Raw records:
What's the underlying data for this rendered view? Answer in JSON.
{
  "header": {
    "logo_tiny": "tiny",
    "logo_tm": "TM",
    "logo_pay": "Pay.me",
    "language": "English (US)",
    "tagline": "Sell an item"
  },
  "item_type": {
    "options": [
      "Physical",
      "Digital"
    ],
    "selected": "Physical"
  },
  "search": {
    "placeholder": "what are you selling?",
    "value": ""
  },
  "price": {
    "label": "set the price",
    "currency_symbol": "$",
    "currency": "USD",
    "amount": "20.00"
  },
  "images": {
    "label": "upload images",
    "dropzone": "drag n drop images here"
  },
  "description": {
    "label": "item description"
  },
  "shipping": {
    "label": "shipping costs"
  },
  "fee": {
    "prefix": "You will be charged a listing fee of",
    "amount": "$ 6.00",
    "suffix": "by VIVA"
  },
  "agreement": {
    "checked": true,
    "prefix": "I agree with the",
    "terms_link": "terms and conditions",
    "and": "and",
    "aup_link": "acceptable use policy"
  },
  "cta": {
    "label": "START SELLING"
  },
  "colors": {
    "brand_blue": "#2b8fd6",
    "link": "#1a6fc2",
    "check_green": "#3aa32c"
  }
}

TASK REQUIREMENTS: Reproduce the full listing exactly.

RESPONSE TO THIS EXERCISE:
What's the underlying data for this rendered view? Answer in JSON.
{
  "header": {
    "logo_tiny": "tiny",
    "logo_tm": "TM",
    "logo_pay": "Pay.me",
    "language": "English (US)",
    "tagline": "Sell an item"
  },
  "item_type": {
    "options": [
      "Physical",
      "Digital"
    ],
    "selected": "Physical"
  },
  "search": {
    "placeholder": "what are you selling?",
    "value": ""
  },
  "price": {
    "label": "set the price",
    "currency_symbol": "$",
    "currency": "USD",
    "amount": "20.00"
  },
  "images": {
    "label": "upload images",
    "dropzone": "drag n drop images here"
  },
  "description": {
    "label": "item description"
  },
  "shipping": {
    "label": "shipping costs"
  },
  "fee": {
    "prefix": "You will be charged a listing fee of",
    "amount": "$ 6.00",
    "suffix": "by VIVA"
  },
  "agreement": {
    "checked": true,
    "prefix": "I agree with the",
    "terms_link": "terms and conditions",
    "and": "and",
    "aup_link": "acceptable use policy"
  },
  "cta": {
    "label": "START SELLING"
  },
  "colors": {
    "brand_blue": "#2b8fd6",
    "link": "#1a6fc2",
    "check_green": "#3aa32c"
  }
}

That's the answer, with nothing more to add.